__Data records__.
########

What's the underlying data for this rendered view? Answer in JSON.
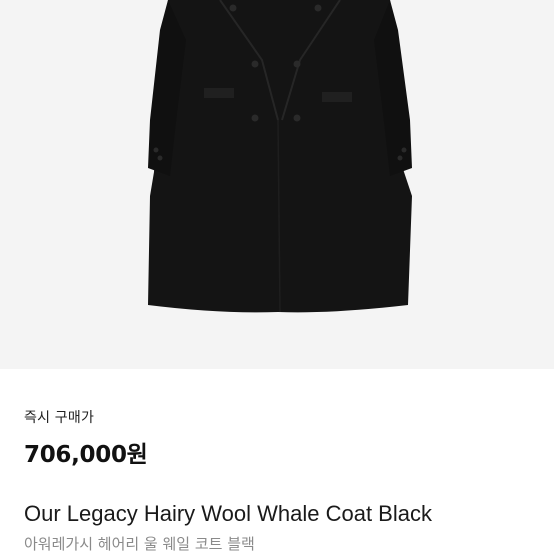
{
  "product": {
    "image_name": "black-double-breasted-wool-coat",
    "price_label": "즉시 구매가",
    "price": "706,000원",
    "title_en": "Our Legacy Hairy Wool Whale Coat Black",
    "title_ko": "아워레가시 헤어리 울 웨일 코트 블랙"
  },
  "colors": {
    "image_background": "#f4f4f4",
    "coat": "#141414",
    "button": "#2a2a2a",
    "price_text": "#111111",
    "subtitle_text": "#8a8a8a"
  }
}
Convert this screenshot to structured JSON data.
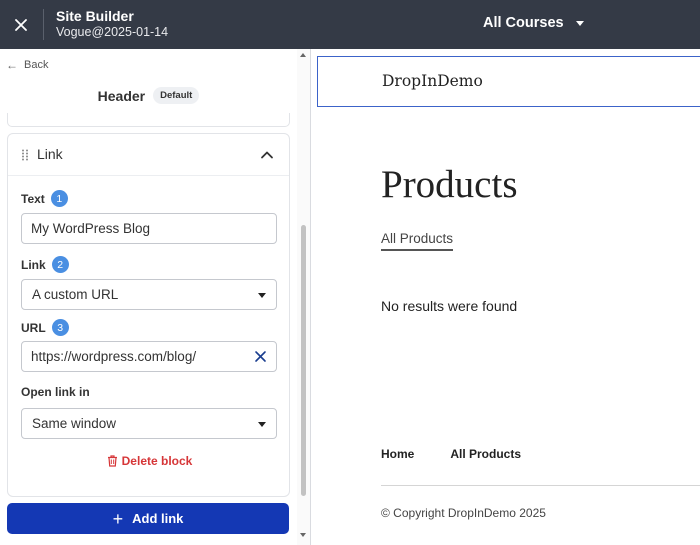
{
  "topbar": {
    "title": "Site Builder",
    "subtitle": "Vogue@2025-01-14",
    "course_selector": "All Courses",
    "close_icon": "close-icon"
  },
  "left_panel": {
    "back_label": "Back",
    "block_title": "Header",
    "block_badge": "Default",
    "link_card": {
      "title": "Link",
      "fields": {
        "text": {
          "label": "Text",
          "badge": "1",
          "value": "My WordPress Blog"
        },
        "link": {
          "label": "Link",
          "badge": "2",
          "value": "A custom URL"
        },
        "url": {
          "label": "URL",
          "badge": "3",
          "value": "https://wordpress.com/blog/"
        },
        "open_in": {
          "label": "Open link in",
          "value": "Same window"
        }
      },
      "delete_label": "Delete block"
    },
    "add_link_label": "Add link"
  },
  "preview": {
    "site_name": "DropInDemo",
    "page_heading": "Products",
    "breadcrumb": "All Products",
    "empty_message": "No results were found",
    "footer_links": [
      "Home",
      "All Products"
    ],
    "copyright": "© Copyright DropInDemo 2025"
  },
  "colors": {
    "topbar_bg": "#343a46",
    "primary_button": "#1438b4",
    "badge_blue": "#4a8fe2",
    "delete_red": "#d63638",
    "preview_header_border": "#3c63c9"
  }
}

########

__Short task__. Leave the pictures out and reproduce each record exactly as written.

__Solution for this task__.
What's the underlying data for this rendered view? Answer in JSON.
{
  "product": {
    "image_name": "black-double-breasted-wool-coat",
    "price_label": "즉시 구매가",
    "price": "706,000원",
    "title_en": "Our Legacy Hairy Wool Whale Coat Black",
    "title_ko": "아워레가시 헤어리 울 웨일 코트 블랙"
  },
  "colors": {
    "image_background": "#f4f4f4",
    "coat": "#141414",
    "button": "#2a2a2a",
    "price_text": "#111111",
    "subtitle_text": "#8a8a8a"
  }
}
Convert this screenshot to structured JSON data.
{
  "topbar": {
    "title": "Site Builder",
    "subtitle": "Vogue@2025-01-14",
    "course_selector": "All Courses",
    "close_icon": "close-icon"
  },
  "left_panel": {
    "back_label": "Back",
    "block_title": "Header",
    "block_badge": "Default",
    "link_card": {
      "title": "Link",
      "fields": {
        "text": {
          "label": "Text",
          "badge": "1",
          "value": "My WordPress Blog"
        },
        "link": {
          "label": "Link",
          "badge": "2",
          "value": "A custom URL"
        },
        "url": {
          "label": "URL",
          "badge": "3",
          "value": "https://wordpress.com/blog/"
        },
        "open_in": {
          "label": "Open link in",
          "value": "Same window"
        }
      },
      "delete_label": "Delete block"
    },
    "add_link_label": "Add link"
  },
  "preview": {
    "site_name": "DropInDemo",
    "page_heading": "Products",
    "breadcrumb": "All Products",
    "empty_message": "No results were found",
    "footer_links": [
      "Home",
      "All Products"
    ],
    "copyright": "© Copyright DropInDemo 2025"
  },
  "colors": {
    "topbar_bg": "#343a46",
    "primary_button": "#1438b4",
    "badge_blue": "#4a8fe2",
    "delete_red": "#d63638",
    "preview_header_border": "#3c63c9"
  }
}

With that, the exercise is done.